Required work - Tally up the lines below that include the word "title". Answer with the number alone.

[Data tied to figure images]
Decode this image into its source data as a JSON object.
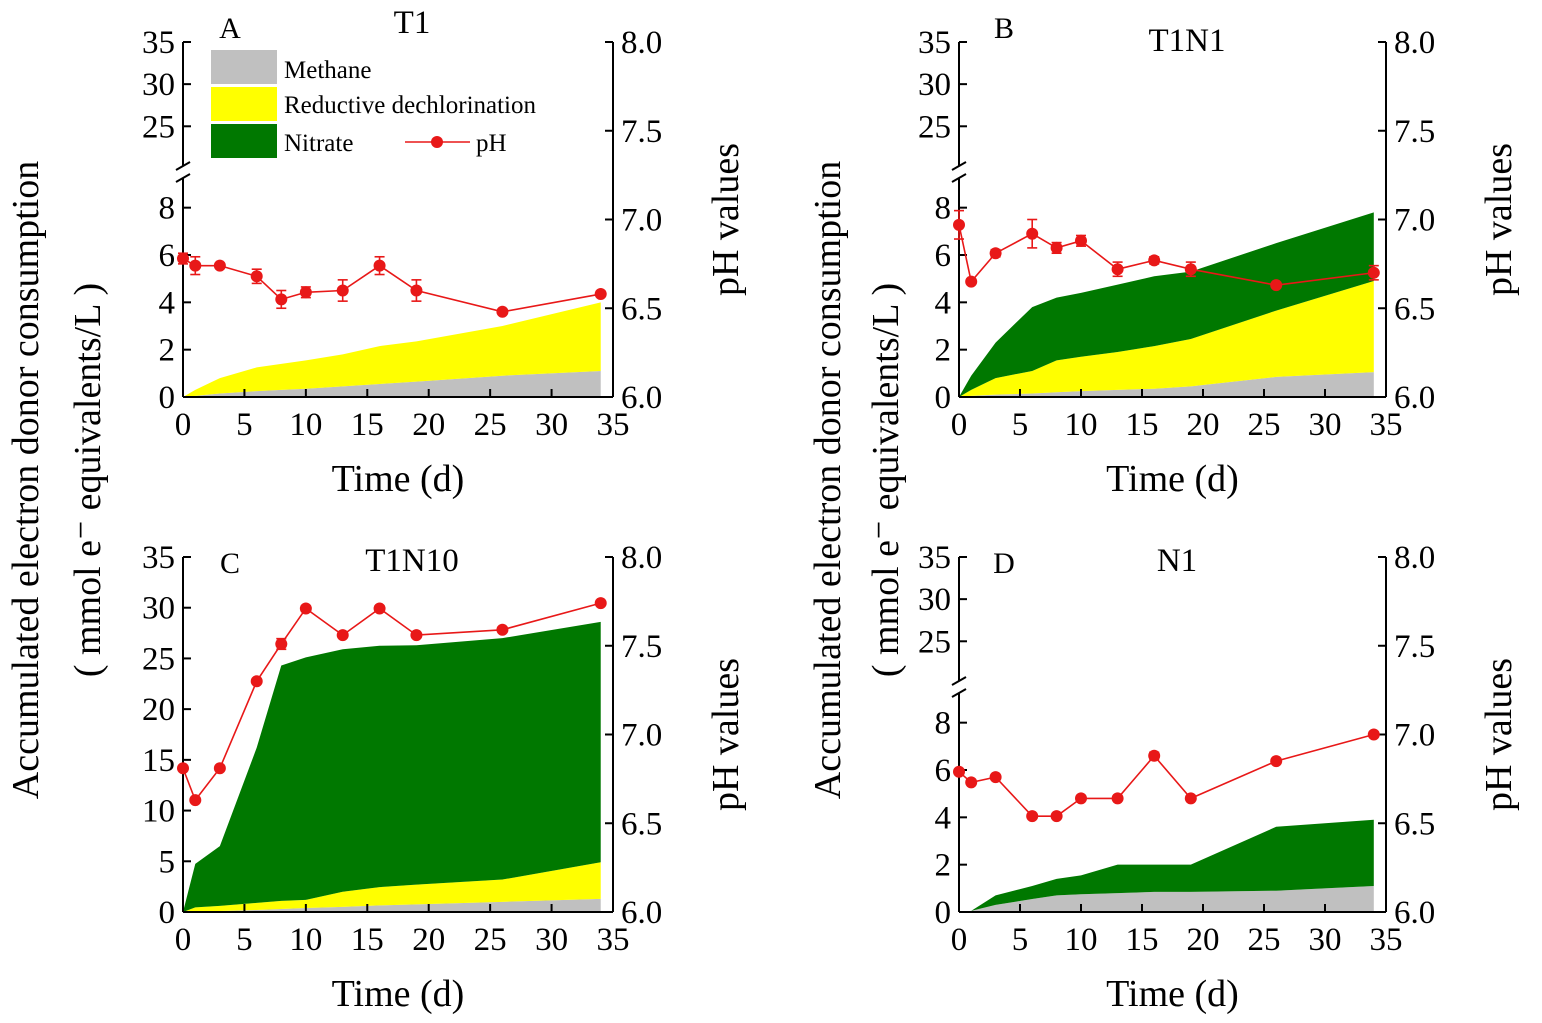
{
  "figure": {
    "shared_ylabel_line1": "Accumulated electron donor consumption",
    "shared_ylabel_line2": "( mmol e⁻ equivalents/L )"
  },
  "legend": {
    "methane": "Methane",
    "dechlorination": "Reductive dechlorination",
    "nitrate": "Nitrate",
    "ph": "pH"
  },
  "colors": {
    "methane": "#c0c0c0",
    "dechlorination": "#ffff00",
    "nitrate": "#007800",
    "ph": "#e81818"
  },
  "chart_data": [
    {
      "type": "area",
      "panel": "A",
      "title": "T1",
      "xlabel": "Time (d)",
      "ylabel": "Accumulated electron donor consumption ( mmol e⁻ equivalents/L )",
      "y2label": "pH values",
      "xlim": [
        0,
        35
      ],
      "xticks": [
        "0",
        "5",
        "10",
        "15",
        "20",
        "25",
        "30",
        "35"
      ],
      "ylim": [
        0,
        35
      ],
      "y_axis_break": [
        9,
        21
      ],
      "yticks_lower": [
        "0",
        "2",
        "4",
        "6",
        "8"
      ],
      "yticks_upper": [
        "25",
        "30",
        "35"
      ],
      "y2lim": [
        6.0,
        8.0
      ],
      "y2ticks": [
        "6.0",
        "6.5",
        "7.0",
        "7.5",
        "8.0"
      ],
      "x": [
        0,
        1,
        3,
        6,
        8,
        10,
        13,
        16,
        19,
        26,
        34
      ],
      "series": [
        {
          "name": "Methane",
          "values": [
            0,
            0.05,
            0.15,
            0.25,
            0.3,
            0.35,
            0.45,
            0.55,
            0.65,
            0.9,
            1.1
          ]
        },
        {
          "name": "Reductive dechlorination",
          "values": [
            0,
            0.25,
            0.65,
            1.0,
            1.1,
            1.2,
            1.35,
            1.6,
            1.7,
            2.1,
            2.9
          ]
        },
        {
          "name": "Nitrate",
          "values": [
            0,
            0,
            0,
            0,
            0,
            0,
            0,
            0,
            0,
            0,
            0
          ]
        }
      ],
      "ph": {
        "x": [
          0,
          1,
          3,
          6,
          8,
          10,
          13,
          16,
          19,
          26,
          34
        ],
        "values": [
          6.78,
          6.74,
          6.74,
          6.68,
          6.55,
          6.59,
          6.6,
          6.74,
          6.6,
          6.48,
          6.58
        ],
        "error": [
          0.03,
          0.05,
          0.0,
          0.04,
          0.05,
          0.03,
          0.06,
          0.05,
          0.06,
          0.0,
          0.0
        ]
      }
    },
    {
      "type": "area",
      "panel": "B",
      "title": "T1N1",
      "xlabel": "Time (d)",
      "ylabel": "Accumulated electron donor consumption ( mmol e⁻ equivalents/L )",
      "y2label": "pH values",
      "xlim": [
        0,
        35
      ],
      "xticks": [
        "0",
        "5",
        "10",
        "15",
        "20",
        "25",
        "30",
        "35"
      ],
      "ylim": [
        0,
        35
      ],
      "y_axis_break": [
        9,
        21
      ],
      "yticks_lower": [
        "0",
        "2",
        "4",
        "6",
        "8"
      ],
      "yticks_upper": [
        "25",
        "30",
        "35"
      ],
      "y2lim": [
        6.0,
        8.0
      ],
      "y2ticks": [
        "6.0",
        "6.5",
        "7.0",
        "7.5",
        "8.0"
      ],
      "x": [
        0,
        1,
        3,
        6,
        8,
        10,
        13,
        16,
        19,
        26,
        34
      ],
      "series": [
        {
          "name": "Methane",
          "values": [
            0,
            0.05,
            0.1,
            0.15,
            0.2,
            0.25,
            0.3,
            0.35,
            0.45,
            0.85,
            1.05
          ]
        },
        {
          "name": "Reductive dechlorination",
          "values": [
            0,
            0.25,
            0.7,
            0.95,
            1.35,
            1.45,
            1.6,
            1.8,
            2.0,
            2.8,
            3.85
          ]
        },
        {
          "name": "Nitrate",
          "values": [
            0,
            0.6,
            1.5,
            2.7,
            2.65,
            2.7,
            2.85,
            2.95,
            2.85,
            2.85,
            2.9
          ]
        }
      ],
      "ph": {
        "x": [
          0,
          1,
          3,
          6,
          8,
          10,
          13,
          16,
          19,
          26,
          34
        ],
        "values": [
          6.97,
          6.65,
          6.81,
          6.92,
          6.84,
          6.88,
          6.72,
          6.77,
          6.72,
          6.63,
          6.7
        ],
        "error": [
          0.08,
          0.0,
          0.02,
          0.08,
          0.03,
          0.03,
          0.04,
          0.02,
          0.04,
          0.0,
          0.04
        ]
      }
    },
    {
      "type": "area",
      "panel": "C",
      "title": "T1N10",
      "xlabel": "Time (d)",
      "ylabel": "Accumulated electron donor consumption ( mmol e⁻ equivalents/L )",
      "y2label": "pH values",
      "xlim": [
        0,
        35
      ],
      "xticks": [
        "0",
        "5",
        "10",
        "15",
        "20",
        "25",
        "30",
        "35"
      ],
      "ylim": [
        0,
        35
      ],
      "yticks": [
        "0",
        "5",
        "10",
        "15",
        "20",
        "25",
        "30",
        "35"
      ],
      "y2lim": [
        6.0,
        8.0
      ],
      "y2ticks": [
        "6.0",
        "6.5",
        "7.0",
        "7.5",
        "8.0"
      ],
      "x": [
        0,
        1,
        3,
        6,
        8,
        10,
        13,
        16,
        19,
        26,
        34
      ],
      "series": [
        {
          "name": "Methane",
          "values": [
            0,
            0.05,
            0.1,
            0.2,
            0.3,
            0.4,
            0.5,
            0.65,
            0.75,
            1.0,
            1.3
          ]
        },
        {
          "name": "Reductive dechlorination",
          "values": [
            0,
            0.4,
            0.5,
            0.7,
            0.8,
            0.8,
            1.5,
            1.8,
            1.95,
            2.2,
            3.6
          ]
        },
        {
          "name": "Nitrate",
          "values": [
            0,
            4.3,
            5.9,
            15.3,
            23.2,
            23.9,
            23.9,
            23.8,
            23.6,
            23.8,
            23.7
          ]
        }
      ],
      "ph": {
        "x": [
          0,
          1,
          3,
          6,
          8,
          10,
          13,
          16,
          19,
          26,
          34
        ],
        "values": [
          6.81,
          6.63,
          6.81,
          7.3,
          7.51,
          7.71,
          7.56,
          7.71,
          7.56,
          7.59,
          7.74
        ],
        "error": [
          0.0,
          0.0,
          0.0,
          0.0,
          0.03,
          0.0,
          0.0,
          0.0,
          0.0,
          0.0,
          0.0
        ]
      }
    },
    {
      "type": "area",
      "panel": "D",
      "title": "N1",
      "xlabel": "Time (d)",
      "ylabel": "Accumulated electron donor consumption ( mmol e⁻ equivalents/L )",
      "y2label": "pH values",
      "xlim": [
        0,
        35
      ],
      "xticks": [
        "0",
        "5",
        "10",
        "15",
        "20",
        "25",
        "30",
        "35"
      ],
      "ylim": [
        0,
        35
      ],
      "y_axis_break": [
        9,
        21
      ],
      "yticks_lower": [
        "0",
        "2",
        "4",
        "6",
        "8"
      ],
      "yticks_upper": [
        "25",
        "30",
        "35"
      ],
      "y2lim": [
        6.0,
        8.0
      ],
      "y2ticks": [
        "6.0",
        "6.5",
        "7.0",
        "7.5",
        "8.0"
      ],
      "x": [
        0,
        1,
        3,
        6,
        8,
        10,
        13,
        16,
        19,
        26,
        34
      ],
      "series": [
        {
          "name": "Methane",
          "values": [
            0,
            0.05,
            0.3,
            0.55,
            0.7,
            0.75,
            0.8,
            0.85,
            0.85,
            0.9,
            1.1
          ]
        },
        {
          "name": "Reductive dechlorination",
          "values": [
            0,
            0,
            0,
            0,
            0,
            0,
            0,
            0,
            0,
            0,
            0
          ]
        },
        {
          "name": "Nitrate",
          "values": [
            0,
            0.0,
            0.4,
            0.55,
            0.7,
            0.8,
            1.2,
            1.15,
            1.15,
            2.7,
            2.8
          ]
        }
      ],
      "ph": {
        "x": [
          0,
          1,
          3,
          6,
          8,
          10,
          13,
          16,
          19,
          26,
          34
        ],
        "values": [
          6.79,
          6.73,
          6.76,
          6.54,
          6.54,
          6.64,
          6.64,
          6.88,
          6.64,
          6.85,
          7.0
        ],
        "error": [
          0.0,
          0.0,
          0.0,
          0.0,
          0.0,
          0.0,
          0.0,
          0.02,
          0.0,
          0.0,
          0.0
        ]
      }
    }
  ]
}
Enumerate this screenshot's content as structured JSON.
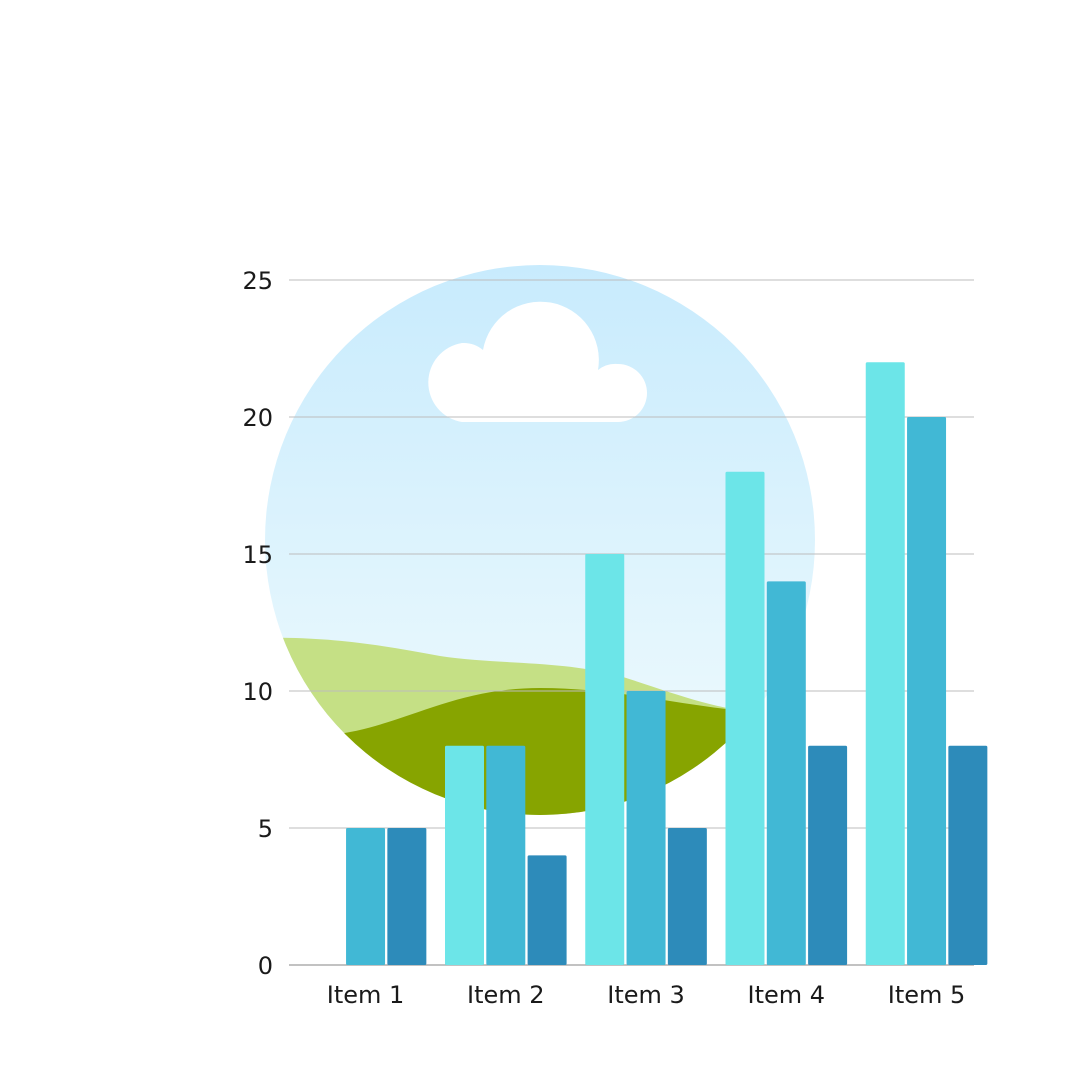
{
  "chart_data": {
    "type": "bar",
    "title": "",
    "xlabel": "",
    "ylabel": "",
    "ylim": [
      0,
      25
    ],
    "yticks": [
      0,
      5,
      10,
      15,
      20,
      25
    ],
    "grid": true,
    "legend": "none",
    "categories": [
      "Item 1",
      "Item 2",
      "Item 3",
      "Item 4",
      "Item 5"
    ],
    "series": [
      {
        "color": "#6ce5e8",
        "values": [
          0,
          8,
          15,
          18,
          22
        ]
      },
      {
        "color": "#41b8d5",
        "values": [
          5,
          8,
          10,
          14,
          20
        ]
      },
      {
        "color": "#2d8bba",
        "values": [
          5,
          4,
          5,
          8,
          8
        ]
      }
    ],
    "background_illustration": {
      "sky_top": "#c8ebfd",
      "sky_bottom": "#f1fbfd",
      "cloud": "#ffffff",
      "light_hill": "#c5e085",
      "dark_hill": "#87a400"
    }
  }
}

Full output - 5